------ Records for this task ------

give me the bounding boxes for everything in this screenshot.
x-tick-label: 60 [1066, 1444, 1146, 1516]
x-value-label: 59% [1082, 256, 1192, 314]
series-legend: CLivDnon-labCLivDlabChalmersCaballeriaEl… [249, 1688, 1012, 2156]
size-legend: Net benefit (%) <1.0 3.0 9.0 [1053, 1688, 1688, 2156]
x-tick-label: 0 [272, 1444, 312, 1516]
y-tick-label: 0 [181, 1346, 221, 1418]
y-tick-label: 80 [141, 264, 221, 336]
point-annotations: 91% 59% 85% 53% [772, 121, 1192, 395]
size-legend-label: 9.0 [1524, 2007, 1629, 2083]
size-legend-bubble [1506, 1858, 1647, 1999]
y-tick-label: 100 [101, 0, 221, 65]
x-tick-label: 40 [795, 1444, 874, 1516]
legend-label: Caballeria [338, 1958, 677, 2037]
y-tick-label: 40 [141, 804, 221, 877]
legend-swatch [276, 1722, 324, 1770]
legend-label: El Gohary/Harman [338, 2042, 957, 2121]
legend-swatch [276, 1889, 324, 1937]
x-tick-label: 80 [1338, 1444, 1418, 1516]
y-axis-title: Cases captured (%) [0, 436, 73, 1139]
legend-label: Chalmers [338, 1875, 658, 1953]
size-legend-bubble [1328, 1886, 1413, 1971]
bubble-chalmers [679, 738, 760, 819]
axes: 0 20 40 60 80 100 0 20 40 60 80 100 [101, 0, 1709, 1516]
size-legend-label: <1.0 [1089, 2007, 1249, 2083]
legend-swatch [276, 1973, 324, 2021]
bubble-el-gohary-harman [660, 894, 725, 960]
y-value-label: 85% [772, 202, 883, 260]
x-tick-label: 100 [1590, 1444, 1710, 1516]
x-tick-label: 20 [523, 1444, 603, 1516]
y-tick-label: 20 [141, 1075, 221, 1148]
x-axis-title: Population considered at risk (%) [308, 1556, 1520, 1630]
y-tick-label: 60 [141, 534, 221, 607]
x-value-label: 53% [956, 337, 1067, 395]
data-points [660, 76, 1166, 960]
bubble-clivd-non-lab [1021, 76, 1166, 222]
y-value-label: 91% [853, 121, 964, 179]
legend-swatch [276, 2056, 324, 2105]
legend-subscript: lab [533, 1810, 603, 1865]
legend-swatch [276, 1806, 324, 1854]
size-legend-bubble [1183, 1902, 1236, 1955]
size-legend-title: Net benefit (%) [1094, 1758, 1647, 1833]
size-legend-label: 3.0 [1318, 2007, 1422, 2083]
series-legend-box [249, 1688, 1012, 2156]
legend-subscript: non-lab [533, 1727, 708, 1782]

------

What the task asks
Could you copy every line of the records above, character for character, without changing anything?

Solution to the problem
give me the bounding boxes for everything in this screenshot.
x-tick-label: 60 [1066, 1444, 1146, 1516]
x-value-label: 59% [1082, 256, 1192, 314]
series-legend: CLivDnon-labCLivDlabChalmersCaballeriaEl… [249, 1688, 1012, 2156]
size-legend: Net benefit (%) <1.0 3.0 9.0 [1053, 1688, 1688, 2156]
x-tick-label: 0 [272, 1444, 312, 1516]
y-tick-label: 0 [181, 1346, 221, 1418]
y-tick-label: 80 [141, 264, 221, 336]
point-annotations: 91% 59% 85% 53% [772, 121, 1192, 395]
size-legend-label: 9.0 [1524, 2007, 1629, 2083]
size-legend-bubble [1506, 1858, 1647, 1999]
y-tick-label: 100 [101, 0, 221, 65]
x-tick-label: 40 [795, 1444, 874, 1516]
legend-label: Caballeria [338, 1958, 677, 2037]
y-tick-label: 40 [141, 804, 221, 877]
legend-swatch [276, 1722, 324, 1770]
legend-label: El Gohary/Harman [338, 2042, 957, 2121]
legend-swatch [276, 1889, 324, 1937]
x-tick-label: 80 [1338, 1444, 1418, 1516]
y-axis-title: Cases captured (%) [0, 436, 73, 1139]
legend-label: Chalmers [338, 1875, 658, 1953]
size-legend-bubble [1328, 1886, 1413, 1971]
bubble-chalmers [679, 738, 760, 819]
axes: 0 20 40 60 80 100 0 20 40 60 80 100 [101, 0, 1709, 1516]
size-legend-label: <1.0 [1089, 2007, 1249, 2083]
legend-swatch [276, 1973, 324, 2021]
bubble-el-gohary-harman [660, 894, 725, 960]
y-value-label: 85% [772, 202, 883, 260]
x-tick-label: 100 [1590, 1444, 1710, 1516]
x-tick-label: 20 [523, 1444, 603, 1516]
y-tick-label: 20 [141, 1075, 221, 1148]
x-axis-title: Population considered at risk (%) [308, 1556, 1520, 1630]
y-tick-label: 60 [141, 534, 221, 607]
x-value-label: 53% [956, 337, 1067, 395]
data-points [660, 76, 1166, 960]
bubble-clivd-non-lab [1021, 76, 1166, 222]
y-value-label: 91% [853, 121, 964, 179]
legend-swatch [276, 2056, 324, 2105]
legend-subscript: lab [533, 1810, 603, 1865]
legend-swatch [276, 1806, 324, 1854]
size-legend-bubble [1183, 1902, 1236, 1955]
size-legend-title: Net benefit (%) [1094, 1758, 1647, 1833]
size-legend-label: 3.0 [1318, 2007, 1422, 2083]
series-legend-box [249, 1688, 1012, 2156]
legend-subscript: non-lab [533, 1727, 708, 1782]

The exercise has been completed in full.